> _Cosa farai_:
1. Nel testo sull'iniziativa dell'AVIS, in quale luogo si è tenuto l'evento del 17 aprile?
2. Copia dal testo sull'iniziativa dell'AVIS il passo da "L’obiettivo della serata" a "e nel volontariato.".
3. Prosegui il testo sull'iniziativa dell'AVIS partendo dopo la sua ultima frase.

> _Estratto_:
----------

Venerdì 17 aprile, AVIS Comunale di Verona ha promosso un’iniziativa speciale presso la Cantina Sociale di Negrar di Verona, nel cuore della Valpolicella. Un contesto suggestivo che si è trasformato in uno spazio di incontro, dialogo e condivisione, pensato in particolare per avvicinare nuovi e giovani donatori al mondo della donazione di sangue.
L’obiettivo della serata non era celebrare il vino, ma valorizzare il significato dell’incontro: creare un ambiente accogliente e informale in cui affrontare temi importanti come la donazione e il funzionamento del sistema trasfusionale. Un’occasione in cui la convivialità ha facilitato lo scambio di idee, abbattendo le distanze tra chi si avvicina per la prima volta a questa esperienza e chi, da anni, opera nel settore sanitario e nel volontariato.

----------

> _Dati di partenza_:

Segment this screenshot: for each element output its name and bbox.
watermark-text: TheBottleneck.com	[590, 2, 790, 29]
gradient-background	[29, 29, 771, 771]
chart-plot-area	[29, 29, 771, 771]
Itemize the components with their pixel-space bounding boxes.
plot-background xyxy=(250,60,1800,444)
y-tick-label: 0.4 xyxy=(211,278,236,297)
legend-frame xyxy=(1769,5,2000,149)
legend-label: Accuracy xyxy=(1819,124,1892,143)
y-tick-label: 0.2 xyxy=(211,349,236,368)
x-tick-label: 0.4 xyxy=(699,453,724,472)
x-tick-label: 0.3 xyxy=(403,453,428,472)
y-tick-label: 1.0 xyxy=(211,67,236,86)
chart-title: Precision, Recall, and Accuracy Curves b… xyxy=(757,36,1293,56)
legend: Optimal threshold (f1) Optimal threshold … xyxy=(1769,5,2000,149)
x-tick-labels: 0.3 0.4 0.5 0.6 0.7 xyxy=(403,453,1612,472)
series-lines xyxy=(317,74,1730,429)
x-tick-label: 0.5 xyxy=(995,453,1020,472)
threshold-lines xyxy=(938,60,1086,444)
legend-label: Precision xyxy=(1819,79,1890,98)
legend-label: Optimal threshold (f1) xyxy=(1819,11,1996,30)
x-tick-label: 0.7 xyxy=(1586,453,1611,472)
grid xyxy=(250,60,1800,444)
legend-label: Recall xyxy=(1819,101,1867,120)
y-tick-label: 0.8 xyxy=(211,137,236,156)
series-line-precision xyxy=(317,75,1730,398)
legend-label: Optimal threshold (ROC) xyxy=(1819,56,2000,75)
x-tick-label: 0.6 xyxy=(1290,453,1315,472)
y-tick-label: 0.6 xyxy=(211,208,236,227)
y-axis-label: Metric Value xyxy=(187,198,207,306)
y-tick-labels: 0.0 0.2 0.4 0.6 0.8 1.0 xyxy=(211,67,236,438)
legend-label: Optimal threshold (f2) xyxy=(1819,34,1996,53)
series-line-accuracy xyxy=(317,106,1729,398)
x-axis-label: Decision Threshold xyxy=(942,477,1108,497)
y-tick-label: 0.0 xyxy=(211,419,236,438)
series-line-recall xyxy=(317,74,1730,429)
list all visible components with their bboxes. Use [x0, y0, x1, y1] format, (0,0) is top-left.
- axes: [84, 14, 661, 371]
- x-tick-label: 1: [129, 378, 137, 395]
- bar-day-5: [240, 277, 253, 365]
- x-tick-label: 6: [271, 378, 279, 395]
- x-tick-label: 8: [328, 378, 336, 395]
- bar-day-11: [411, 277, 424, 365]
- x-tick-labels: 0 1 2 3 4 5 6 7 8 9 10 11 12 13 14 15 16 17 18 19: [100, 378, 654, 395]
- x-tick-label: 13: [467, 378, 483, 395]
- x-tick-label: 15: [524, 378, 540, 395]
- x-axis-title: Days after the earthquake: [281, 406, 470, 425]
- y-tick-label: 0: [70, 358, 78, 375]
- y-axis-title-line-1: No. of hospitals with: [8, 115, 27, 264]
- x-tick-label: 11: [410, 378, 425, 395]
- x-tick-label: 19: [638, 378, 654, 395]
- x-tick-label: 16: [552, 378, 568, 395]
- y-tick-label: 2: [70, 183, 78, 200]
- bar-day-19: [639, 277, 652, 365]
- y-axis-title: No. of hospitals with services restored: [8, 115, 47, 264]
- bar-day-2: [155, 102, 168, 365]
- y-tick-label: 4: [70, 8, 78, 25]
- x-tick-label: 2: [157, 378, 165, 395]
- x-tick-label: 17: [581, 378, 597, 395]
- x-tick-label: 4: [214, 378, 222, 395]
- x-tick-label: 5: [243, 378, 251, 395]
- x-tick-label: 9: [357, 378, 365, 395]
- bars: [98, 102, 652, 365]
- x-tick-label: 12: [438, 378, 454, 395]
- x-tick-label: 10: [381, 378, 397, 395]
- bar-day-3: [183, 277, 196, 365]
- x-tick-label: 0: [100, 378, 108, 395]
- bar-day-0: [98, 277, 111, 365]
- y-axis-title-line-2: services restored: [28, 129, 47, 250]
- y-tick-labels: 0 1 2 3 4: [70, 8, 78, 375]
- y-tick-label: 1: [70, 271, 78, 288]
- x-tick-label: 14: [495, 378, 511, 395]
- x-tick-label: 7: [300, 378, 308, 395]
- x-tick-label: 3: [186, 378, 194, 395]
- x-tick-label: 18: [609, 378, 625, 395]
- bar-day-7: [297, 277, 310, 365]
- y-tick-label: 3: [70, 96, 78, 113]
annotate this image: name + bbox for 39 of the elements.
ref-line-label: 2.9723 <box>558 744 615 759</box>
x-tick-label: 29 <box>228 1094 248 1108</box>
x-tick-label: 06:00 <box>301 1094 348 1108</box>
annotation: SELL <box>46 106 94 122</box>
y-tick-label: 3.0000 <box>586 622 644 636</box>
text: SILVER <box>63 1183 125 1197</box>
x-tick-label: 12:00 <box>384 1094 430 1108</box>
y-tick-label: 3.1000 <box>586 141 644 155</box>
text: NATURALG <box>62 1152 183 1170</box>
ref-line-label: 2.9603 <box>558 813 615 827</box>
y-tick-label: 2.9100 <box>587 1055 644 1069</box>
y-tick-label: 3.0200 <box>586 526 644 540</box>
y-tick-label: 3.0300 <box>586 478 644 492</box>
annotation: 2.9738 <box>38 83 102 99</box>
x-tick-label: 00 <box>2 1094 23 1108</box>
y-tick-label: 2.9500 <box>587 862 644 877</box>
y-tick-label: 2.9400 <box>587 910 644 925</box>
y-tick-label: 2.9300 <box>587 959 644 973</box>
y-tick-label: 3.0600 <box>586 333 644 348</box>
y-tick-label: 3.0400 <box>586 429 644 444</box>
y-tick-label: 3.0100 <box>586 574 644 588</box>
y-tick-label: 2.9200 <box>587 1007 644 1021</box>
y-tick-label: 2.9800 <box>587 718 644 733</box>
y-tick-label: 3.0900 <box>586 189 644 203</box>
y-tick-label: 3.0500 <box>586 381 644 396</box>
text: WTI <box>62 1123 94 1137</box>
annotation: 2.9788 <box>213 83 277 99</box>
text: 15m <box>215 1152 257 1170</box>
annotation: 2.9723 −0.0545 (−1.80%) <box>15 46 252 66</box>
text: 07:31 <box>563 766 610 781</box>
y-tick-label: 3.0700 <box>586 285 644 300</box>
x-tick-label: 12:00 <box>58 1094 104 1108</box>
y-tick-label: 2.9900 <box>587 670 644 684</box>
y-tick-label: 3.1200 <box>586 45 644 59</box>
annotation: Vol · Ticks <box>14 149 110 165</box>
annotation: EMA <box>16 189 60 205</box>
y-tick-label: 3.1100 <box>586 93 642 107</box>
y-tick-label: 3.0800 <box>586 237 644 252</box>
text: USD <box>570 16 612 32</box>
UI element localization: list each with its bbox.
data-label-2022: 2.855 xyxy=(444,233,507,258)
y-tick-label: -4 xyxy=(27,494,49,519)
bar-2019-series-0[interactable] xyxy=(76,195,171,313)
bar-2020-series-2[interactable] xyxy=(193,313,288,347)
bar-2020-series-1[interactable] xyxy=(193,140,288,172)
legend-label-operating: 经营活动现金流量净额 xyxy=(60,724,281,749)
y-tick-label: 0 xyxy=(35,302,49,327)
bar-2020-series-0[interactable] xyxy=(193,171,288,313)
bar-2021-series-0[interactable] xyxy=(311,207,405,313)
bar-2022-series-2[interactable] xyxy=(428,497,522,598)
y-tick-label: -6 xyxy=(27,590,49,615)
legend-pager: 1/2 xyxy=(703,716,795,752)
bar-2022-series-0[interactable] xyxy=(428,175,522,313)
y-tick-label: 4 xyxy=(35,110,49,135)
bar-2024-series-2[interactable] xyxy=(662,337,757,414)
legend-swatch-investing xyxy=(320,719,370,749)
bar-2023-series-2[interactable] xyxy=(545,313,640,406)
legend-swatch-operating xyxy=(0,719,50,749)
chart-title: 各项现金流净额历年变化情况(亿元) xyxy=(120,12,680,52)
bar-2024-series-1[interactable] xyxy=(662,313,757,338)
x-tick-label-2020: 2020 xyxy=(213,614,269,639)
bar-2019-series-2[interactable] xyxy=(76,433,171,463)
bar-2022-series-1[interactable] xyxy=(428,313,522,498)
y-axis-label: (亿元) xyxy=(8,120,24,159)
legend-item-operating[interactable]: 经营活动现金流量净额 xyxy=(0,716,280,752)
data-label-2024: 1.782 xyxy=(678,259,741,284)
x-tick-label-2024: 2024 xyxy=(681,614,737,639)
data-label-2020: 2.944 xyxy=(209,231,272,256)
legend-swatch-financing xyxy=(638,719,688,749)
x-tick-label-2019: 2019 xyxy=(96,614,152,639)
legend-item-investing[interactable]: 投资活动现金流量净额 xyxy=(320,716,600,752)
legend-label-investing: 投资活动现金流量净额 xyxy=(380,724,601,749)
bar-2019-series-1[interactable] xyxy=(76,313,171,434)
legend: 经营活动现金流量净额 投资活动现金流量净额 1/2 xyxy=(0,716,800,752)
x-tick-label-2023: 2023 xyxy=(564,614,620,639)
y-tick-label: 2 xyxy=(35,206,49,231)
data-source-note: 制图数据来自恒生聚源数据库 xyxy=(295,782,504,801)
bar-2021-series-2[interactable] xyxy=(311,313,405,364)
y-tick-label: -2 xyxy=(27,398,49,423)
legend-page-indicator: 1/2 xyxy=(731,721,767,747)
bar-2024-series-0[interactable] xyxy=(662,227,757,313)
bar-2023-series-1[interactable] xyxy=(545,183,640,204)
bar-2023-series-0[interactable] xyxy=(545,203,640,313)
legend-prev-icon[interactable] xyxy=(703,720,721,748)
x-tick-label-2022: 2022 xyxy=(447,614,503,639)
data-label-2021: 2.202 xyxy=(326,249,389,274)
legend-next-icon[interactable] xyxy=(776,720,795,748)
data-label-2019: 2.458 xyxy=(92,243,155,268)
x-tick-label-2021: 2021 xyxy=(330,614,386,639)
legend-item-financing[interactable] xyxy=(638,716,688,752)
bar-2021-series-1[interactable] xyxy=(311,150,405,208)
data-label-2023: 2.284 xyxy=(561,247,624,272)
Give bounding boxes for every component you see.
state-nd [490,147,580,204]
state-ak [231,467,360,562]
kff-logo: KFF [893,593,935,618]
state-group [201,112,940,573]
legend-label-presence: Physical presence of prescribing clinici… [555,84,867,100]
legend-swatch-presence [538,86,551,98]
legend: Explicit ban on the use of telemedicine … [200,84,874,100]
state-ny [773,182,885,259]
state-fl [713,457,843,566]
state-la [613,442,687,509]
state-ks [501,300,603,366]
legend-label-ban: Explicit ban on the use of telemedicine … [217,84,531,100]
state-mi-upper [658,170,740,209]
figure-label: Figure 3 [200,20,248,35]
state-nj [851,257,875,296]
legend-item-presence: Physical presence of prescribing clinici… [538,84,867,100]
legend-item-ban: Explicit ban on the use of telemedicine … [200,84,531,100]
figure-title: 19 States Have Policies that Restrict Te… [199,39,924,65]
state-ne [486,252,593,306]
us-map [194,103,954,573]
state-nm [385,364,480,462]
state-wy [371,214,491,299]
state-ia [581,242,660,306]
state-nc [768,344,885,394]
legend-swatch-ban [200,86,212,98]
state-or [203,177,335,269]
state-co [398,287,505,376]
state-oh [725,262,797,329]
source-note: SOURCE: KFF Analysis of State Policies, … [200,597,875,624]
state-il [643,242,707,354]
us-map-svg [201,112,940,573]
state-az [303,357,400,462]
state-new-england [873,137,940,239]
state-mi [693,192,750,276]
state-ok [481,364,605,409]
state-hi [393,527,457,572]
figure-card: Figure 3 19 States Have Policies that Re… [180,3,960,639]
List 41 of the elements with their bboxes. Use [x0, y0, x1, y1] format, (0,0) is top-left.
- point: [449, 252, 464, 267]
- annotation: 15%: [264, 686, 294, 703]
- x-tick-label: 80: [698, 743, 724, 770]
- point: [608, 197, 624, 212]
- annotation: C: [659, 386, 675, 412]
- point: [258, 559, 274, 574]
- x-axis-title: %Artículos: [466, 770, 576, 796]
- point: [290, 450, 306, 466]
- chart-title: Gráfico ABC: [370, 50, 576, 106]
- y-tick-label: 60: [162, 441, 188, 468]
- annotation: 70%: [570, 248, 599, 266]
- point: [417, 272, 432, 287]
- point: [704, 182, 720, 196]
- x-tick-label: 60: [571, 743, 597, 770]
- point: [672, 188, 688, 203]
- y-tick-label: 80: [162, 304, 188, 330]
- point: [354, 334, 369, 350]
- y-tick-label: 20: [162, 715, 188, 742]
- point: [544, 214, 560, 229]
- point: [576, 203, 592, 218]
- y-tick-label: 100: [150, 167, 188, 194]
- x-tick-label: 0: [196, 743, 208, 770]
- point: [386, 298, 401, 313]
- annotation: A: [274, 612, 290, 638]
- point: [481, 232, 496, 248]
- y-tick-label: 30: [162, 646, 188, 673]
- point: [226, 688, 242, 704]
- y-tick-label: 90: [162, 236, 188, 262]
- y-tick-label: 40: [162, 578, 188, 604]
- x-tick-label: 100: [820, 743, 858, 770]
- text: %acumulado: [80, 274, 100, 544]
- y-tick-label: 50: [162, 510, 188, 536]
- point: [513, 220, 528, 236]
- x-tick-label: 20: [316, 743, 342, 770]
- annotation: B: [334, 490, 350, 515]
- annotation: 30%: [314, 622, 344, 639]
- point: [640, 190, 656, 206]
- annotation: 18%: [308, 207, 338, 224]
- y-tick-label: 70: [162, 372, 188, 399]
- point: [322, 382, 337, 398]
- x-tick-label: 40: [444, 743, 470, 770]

----------

> _Risposte_:
1. Presso la Cantina Sociale di Negrar di Verona, nel cuore della Valpolicella.

2.
L’obiettivo della serata non era celebrare il vino, ma valorizzare il significato dell’incontro: creare un ambiente accogliente e informale in cui affrontare temi importanti come la donazione e il funzionamento del sistema trasfusionale. Un’occasione in cui la convivialità ha facilitato lo scambio di idee, abbattendo le distanze tra chi si avvicina per la prima volta a questa esperienza e chi, da anni, opera nel settore sanitario e nel volontariato.

3.
Il Consiglio direttivo di AVIS Comunale di Verona ha voluto proporre un modello diverso di formazione, capace di parlare un linguaggio più vicino alle nuove generazioni. In un clima sereno e partecipato, i presenti hanno potuto ascoltare, fare domande e confrontarsi senza timori, contribuendo a rendere l’incontro un momento autentico di crescita collettiva.
Un ringraziamento speciale va alla dott.ssa Monica Rizzi e al dott. Giorgio Gandini, primario del Dipartimento Trasfusionale di Verona, per la loro disponibilità e per aver condiviso competenze ed esperienze con entusiasmo e apertura.
Eventi come questo dimostrano che ogni occasione di incontro può diventare una risorsa preziosa per sensibilizzare, informare e coinvolgere nuove persone. La donazione di sangue resta un gesto semplice ma fondamentale, capace di salvare vite e sostenere il sistema sanitario. Creare contesti accessibili e inclusivi è un passo importante per far crescere questa consapevolezza, soprattutto tra i più giovani.